## Required work:
In the entries that follow, find the word "data" and report each line it is on.

## Material for this task:
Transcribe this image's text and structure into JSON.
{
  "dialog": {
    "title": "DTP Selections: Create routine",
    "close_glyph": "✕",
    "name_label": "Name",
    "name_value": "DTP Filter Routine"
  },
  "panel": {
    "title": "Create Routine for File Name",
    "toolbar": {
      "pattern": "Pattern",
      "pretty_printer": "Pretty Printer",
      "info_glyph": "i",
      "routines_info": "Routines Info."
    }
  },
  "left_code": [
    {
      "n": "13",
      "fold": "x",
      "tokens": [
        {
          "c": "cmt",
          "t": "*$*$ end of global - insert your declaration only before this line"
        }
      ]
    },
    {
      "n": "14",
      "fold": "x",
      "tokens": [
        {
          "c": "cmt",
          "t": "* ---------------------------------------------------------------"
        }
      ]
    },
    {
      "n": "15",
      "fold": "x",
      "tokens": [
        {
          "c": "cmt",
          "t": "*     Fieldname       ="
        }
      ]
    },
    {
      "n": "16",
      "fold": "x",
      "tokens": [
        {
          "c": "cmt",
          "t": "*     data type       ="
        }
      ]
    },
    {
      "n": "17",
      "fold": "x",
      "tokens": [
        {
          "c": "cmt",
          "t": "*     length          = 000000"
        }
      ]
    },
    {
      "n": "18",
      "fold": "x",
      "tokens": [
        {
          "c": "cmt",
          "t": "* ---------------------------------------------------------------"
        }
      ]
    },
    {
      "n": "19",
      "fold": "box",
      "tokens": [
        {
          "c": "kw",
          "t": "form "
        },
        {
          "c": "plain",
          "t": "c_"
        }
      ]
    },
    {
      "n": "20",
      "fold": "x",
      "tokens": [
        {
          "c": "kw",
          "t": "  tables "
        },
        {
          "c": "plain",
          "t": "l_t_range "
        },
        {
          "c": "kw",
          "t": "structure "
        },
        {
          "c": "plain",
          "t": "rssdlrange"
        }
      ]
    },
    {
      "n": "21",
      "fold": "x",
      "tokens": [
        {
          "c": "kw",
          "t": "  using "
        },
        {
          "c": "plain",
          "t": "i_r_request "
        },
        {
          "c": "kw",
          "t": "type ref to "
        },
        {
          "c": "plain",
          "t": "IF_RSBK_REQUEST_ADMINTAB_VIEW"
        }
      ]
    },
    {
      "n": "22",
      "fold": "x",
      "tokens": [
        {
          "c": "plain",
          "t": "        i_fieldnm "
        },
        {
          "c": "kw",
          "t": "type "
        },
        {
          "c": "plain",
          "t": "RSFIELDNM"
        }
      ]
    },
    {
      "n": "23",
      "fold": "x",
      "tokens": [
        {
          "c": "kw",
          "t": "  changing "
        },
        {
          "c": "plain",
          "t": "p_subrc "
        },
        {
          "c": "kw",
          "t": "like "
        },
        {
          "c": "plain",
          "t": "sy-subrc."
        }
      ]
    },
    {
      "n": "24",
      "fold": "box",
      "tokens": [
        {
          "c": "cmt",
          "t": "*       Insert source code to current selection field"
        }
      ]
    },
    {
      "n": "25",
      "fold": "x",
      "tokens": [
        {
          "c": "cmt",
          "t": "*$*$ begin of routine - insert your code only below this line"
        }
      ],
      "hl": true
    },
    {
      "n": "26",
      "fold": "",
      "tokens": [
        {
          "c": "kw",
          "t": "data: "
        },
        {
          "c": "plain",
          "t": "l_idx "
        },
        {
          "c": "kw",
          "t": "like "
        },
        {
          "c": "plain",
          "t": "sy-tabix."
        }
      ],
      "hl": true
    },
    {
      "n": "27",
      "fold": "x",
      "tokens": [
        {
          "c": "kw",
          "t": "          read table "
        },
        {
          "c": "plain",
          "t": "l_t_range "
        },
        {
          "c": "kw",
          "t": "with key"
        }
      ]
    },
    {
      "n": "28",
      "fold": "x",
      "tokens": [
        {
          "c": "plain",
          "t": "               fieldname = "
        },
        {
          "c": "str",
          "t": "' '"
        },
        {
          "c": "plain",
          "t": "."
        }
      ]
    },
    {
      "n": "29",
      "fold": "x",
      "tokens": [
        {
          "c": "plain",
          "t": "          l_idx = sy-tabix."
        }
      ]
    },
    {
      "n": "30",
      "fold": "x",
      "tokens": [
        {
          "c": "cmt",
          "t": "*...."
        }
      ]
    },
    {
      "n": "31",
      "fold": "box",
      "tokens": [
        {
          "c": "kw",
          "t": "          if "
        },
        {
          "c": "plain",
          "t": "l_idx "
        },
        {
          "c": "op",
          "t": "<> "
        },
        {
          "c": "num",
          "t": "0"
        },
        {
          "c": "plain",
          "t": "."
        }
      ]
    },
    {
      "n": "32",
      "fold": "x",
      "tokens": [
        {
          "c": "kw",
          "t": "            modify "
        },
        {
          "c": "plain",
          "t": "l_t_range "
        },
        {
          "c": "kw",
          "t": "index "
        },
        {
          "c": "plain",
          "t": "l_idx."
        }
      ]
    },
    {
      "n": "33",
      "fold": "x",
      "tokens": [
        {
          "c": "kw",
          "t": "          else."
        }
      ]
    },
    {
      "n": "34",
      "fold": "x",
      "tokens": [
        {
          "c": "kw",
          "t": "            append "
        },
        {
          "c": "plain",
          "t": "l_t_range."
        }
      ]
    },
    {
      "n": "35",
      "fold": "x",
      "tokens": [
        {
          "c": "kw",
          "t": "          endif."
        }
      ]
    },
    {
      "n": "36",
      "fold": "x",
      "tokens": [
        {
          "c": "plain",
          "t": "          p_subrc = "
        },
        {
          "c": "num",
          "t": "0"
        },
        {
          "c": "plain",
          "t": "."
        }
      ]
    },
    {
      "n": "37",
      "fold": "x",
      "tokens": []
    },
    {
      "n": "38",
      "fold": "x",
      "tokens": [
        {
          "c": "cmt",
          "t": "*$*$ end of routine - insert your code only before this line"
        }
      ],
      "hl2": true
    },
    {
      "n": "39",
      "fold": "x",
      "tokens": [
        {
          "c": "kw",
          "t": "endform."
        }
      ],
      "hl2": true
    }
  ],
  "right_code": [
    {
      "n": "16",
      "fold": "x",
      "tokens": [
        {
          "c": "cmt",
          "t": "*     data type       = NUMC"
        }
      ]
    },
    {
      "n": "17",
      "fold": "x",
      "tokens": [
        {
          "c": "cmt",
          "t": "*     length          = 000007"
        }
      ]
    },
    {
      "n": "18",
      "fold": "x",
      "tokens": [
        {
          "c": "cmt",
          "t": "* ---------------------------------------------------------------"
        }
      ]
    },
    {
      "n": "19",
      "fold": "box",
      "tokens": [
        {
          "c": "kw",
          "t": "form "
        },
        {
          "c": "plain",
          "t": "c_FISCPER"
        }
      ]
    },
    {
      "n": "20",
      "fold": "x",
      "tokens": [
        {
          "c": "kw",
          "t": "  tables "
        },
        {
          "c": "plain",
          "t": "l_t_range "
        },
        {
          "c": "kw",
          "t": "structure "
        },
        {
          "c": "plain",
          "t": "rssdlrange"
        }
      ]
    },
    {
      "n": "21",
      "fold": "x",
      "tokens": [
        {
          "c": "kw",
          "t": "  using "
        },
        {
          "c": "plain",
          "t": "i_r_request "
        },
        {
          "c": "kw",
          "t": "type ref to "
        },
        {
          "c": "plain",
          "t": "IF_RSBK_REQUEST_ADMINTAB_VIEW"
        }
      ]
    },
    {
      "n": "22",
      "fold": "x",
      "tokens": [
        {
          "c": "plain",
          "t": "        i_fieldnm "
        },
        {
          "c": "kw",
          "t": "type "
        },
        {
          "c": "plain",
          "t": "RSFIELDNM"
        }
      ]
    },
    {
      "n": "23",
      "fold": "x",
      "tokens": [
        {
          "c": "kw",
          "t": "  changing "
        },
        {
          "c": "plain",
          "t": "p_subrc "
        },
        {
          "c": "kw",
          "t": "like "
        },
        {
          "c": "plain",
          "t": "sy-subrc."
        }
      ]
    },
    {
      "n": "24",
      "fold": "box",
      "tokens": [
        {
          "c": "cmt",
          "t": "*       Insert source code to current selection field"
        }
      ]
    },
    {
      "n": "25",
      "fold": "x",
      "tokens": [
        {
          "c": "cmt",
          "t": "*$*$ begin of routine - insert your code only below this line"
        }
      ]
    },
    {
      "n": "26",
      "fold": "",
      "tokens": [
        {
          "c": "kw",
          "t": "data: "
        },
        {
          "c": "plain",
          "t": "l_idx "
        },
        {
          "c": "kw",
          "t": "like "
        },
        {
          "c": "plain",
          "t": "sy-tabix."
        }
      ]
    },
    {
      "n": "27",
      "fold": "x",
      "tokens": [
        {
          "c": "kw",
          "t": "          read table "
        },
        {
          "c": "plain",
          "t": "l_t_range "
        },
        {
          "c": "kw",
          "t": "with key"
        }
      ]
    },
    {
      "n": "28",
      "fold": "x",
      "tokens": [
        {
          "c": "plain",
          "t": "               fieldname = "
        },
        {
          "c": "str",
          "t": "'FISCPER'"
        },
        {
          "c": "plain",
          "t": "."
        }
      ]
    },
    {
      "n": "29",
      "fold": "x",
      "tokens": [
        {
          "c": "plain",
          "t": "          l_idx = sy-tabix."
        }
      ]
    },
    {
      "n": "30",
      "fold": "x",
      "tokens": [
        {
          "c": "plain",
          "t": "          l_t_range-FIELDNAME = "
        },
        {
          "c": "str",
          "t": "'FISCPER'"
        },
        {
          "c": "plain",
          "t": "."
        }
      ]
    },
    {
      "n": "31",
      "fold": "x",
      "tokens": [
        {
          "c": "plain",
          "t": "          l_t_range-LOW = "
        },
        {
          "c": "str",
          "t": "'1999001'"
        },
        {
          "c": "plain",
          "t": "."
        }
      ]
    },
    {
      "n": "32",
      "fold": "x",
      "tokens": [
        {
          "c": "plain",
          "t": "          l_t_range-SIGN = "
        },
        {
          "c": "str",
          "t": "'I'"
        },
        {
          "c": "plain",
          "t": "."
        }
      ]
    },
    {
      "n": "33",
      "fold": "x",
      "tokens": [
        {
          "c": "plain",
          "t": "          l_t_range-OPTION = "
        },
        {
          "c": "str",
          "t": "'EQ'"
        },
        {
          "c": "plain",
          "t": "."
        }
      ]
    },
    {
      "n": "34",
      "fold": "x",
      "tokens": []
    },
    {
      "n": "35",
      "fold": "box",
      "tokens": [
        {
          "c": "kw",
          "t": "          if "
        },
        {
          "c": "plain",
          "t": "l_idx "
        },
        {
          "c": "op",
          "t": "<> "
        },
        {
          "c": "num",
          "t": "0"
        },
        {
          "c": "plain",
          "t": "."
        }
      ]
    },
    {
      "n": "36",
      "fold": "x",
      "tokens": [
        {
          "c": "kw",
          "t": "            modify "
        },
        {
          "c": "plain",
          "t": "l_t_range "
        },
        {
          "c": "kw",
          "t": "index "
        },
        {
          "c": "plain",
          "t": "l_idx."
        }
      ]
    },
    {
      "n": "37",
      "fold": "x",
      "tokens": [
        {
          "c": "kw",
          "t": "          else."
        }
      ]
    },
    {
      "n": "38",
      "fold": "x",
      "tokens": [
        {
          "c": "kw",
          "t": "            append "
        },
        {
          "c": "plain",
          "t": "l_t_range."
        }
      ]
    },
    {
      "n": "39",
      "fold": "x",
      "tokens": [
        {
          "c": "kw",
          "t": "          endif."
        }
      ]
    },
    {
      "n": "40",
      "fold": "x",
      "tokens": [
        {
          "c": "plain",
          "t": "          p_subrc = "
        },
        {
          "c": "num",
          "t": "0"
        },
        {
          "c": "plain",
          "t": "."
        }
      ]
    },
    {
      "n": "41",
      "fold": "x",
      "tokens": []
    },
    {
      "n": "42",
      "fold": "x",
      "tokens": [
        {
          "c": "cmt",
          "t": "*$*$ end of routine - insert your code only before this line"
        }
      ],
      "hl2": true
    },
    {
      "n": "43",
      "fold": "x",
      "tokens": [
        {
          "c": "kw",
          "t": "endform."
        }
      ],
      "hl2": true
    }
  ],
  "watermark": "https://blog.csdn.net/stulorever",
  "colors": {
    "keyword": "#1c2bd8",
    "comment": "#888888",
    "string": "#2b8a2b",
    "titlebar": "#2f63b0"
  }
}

## Output of the task:
          "t": "*     data type       ="
          "t": "data: "
          "t": "*     data type       = NUMC"
          "t": "data: "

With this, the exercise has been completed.